* **WORK REQUIRED**:
Check each line of the material. Copy those containing "Proportions".

* **GIVEN RECORDS**:
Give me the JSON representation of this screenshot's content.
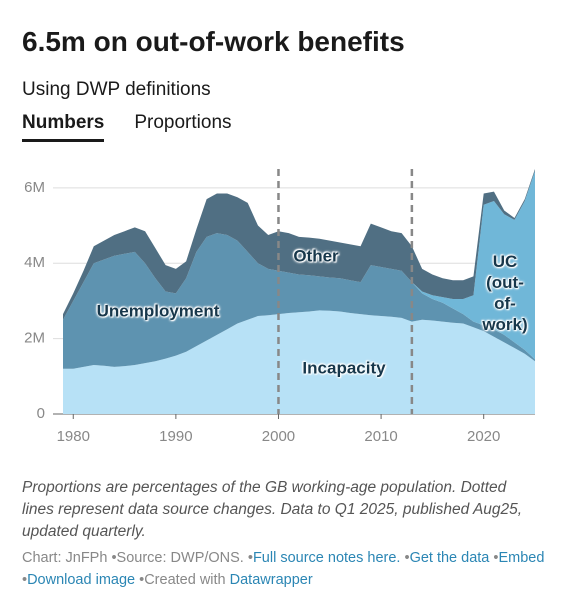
{
  "chart_data": {
    "type": "stacked_area",
    "title": "6.5m on out-of-work benefits",
    "subtitle": "Using DWP definitions",
    "tabs": [
      "Numbers",
      "Proportions"
    ],
    "active_tab": 0,
    "x": [
      1979,
      1980,
      1981,
      1982,
      1983,
      1984,
      1985,
      1986,
      1987,
      1988,
      1989,
      1990,
      1991,
      1992,
      1993,
      1994,
      1995,
      1996,
      1997,
      1998,
      1999,
      2000,
      2001,
      2002,
      2003,
      2004,
      2005,
      2006,
      2007,
      2008,
      2009,
      2010,
      2011,
      2012,
      2013,
      2014,
      2015,
      2016,
      2017,
      2018,
      2019,
      2020,
      2021,
      2022,
      2023,
      2024,
      2025
    ],
    "series": [
      {
        "name": "Incapacity",
        "color": "#b7e1f6",
        "values": [
          1.2,
          1.2,
          1.25,
          1.3,
          1.28,
          1.25,
          1.27,
          1.3,
          1.35,
          1.4,
          1.47,
          1.55,
          1.65,
          1.8,
          1.95,
          2.1,
          2.25,
          2.4,
          2.5,
          2.6,
          2.62,
          2.65,
          2.68,
          2.7,
          2.72,
          2.75,
          2.74,
          2.72,
          2.68,
          2.65,
          2.62,
          2.6,
          2.58,
          2.55,
          2.45,
          2.5,
          2.48,
          2.45,
          2.42,
          2.4,
          2.3,
          2.2,
          2.05,
          1.9,
          1.75,
          1.6,
          1.4
        ]
      },
      {
        "name": "Unemployment",
        "color": "#5e93b0",
        "values": [
          1.3,
          1.8,
          2.25,
          2.7,
          2.82,
          2.95,
          2.98,
          3.0,
          2.65,
          2.2,
          1.78,
          1.65,
          1.95,
          2.5,
          2.75,
          2.7,
          2.5,
          2.2,
          1.8,
          1.4,
          1.23,
          1.15,
          1.07,
          1.0,
          0.96,
          0.9,
          0.88,
          0.88,
          0.87,
          0.85,
          1.33,
          1.3,
          1.27,
          1.25,
          1.05,
          0.7,
          0.57,
          0.5,
          0.38,
          0.25,
          0.15,
          0.15,
          0.2,
          0.2,
          0.15,
          0.1,
          0.05
        ]
      },
      {
        "name": "UC (out-of-work)",
        "color": "#70b7d8",
        "values": [
          null,
          null,
          null,
          null,
          null,
          null,
          null,
          null,
          null,
          null,
          null,
          null,
          null,
          null,
          null,
          null,
          null,
          null,
          null,
          null,
          null,
          null,
          null,
          null,
          null,
          null,
          null,
          null,
          null,
          null,
          null,
          null,
          null,
          null,
          0,
          0.05,
          0.1,
          0.15,
          0.25,
          0.4,
          0.7,
          3.2,
          3.4,
          3.2,
          3.25,
          3.95,
          5.0
        ]
      },
      {
        "name": "Other",
        "color": "#506f83",
        "values": [
          0.15,
          0.2,
          0.3,
          0.45,
          0.5,
          0.55,
          0.6,
          0.65,
          0.85,
          0.8,
          0.7,
          0.65,
          0.45,
          0.6,
          1.0,
          1.05,
          1.1,
          1.15,
          1.3,
          1.0,
          0.9,
          1.05,
          1.05,
          1.0,
          1.0,
          1.0,
          0.98,
          0.95,
          0.95,
          0.95,
          1.1,
          1.05,
          1.0,
          1.0,
          0.95,
          0.6,
          0.55,
          0.5,
          0.5,
          0.5,
          0.5,
          0.3,
          0.25,
          0.1,
          0.05,
          0.05,
          0.05
        ]
      }
    ],
    "xlim": [
      1979,
      2025
    ],
    "xticks": [
      1980,
      1990,
      2000,
      2010,
      2020
    ],
    "ylim": [
      0,
      6.5
    ],
    "yticks": [
      0,
      {
        "value": 2,
        "label": "2M"
      },
      {
        "value": 4,
        "label": "4M"
      },
      {
        "value": 6,
        "label": "6M"
      }
    ],
    "grid": true,
    "source_change_years": [
      2000,
      2013
    ],
    "notes": "Proportions are percentages of the GB working-age population. Dotted lines represent data source changes. Data to Q1 2025, published Aug25, updated quarterly.",
    "footer": {
      "credit": "Chart: JnFPh",
      "source": "Source: DWP/ONS.",
      "links": [
        "Full source notes here.",
        "Get the data",
        "Embed",
        "Download image"
      ],
      "created": "Created with",
      "tool": "Datawrapper"
    }
  }
}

* **REPLY**:
      "Proportions"
    "notes": "Proportions are percentages of the GB working-age population. Dotted lines represent data source changes. Data to Q1 2025, published Aug25, updated quarterly.",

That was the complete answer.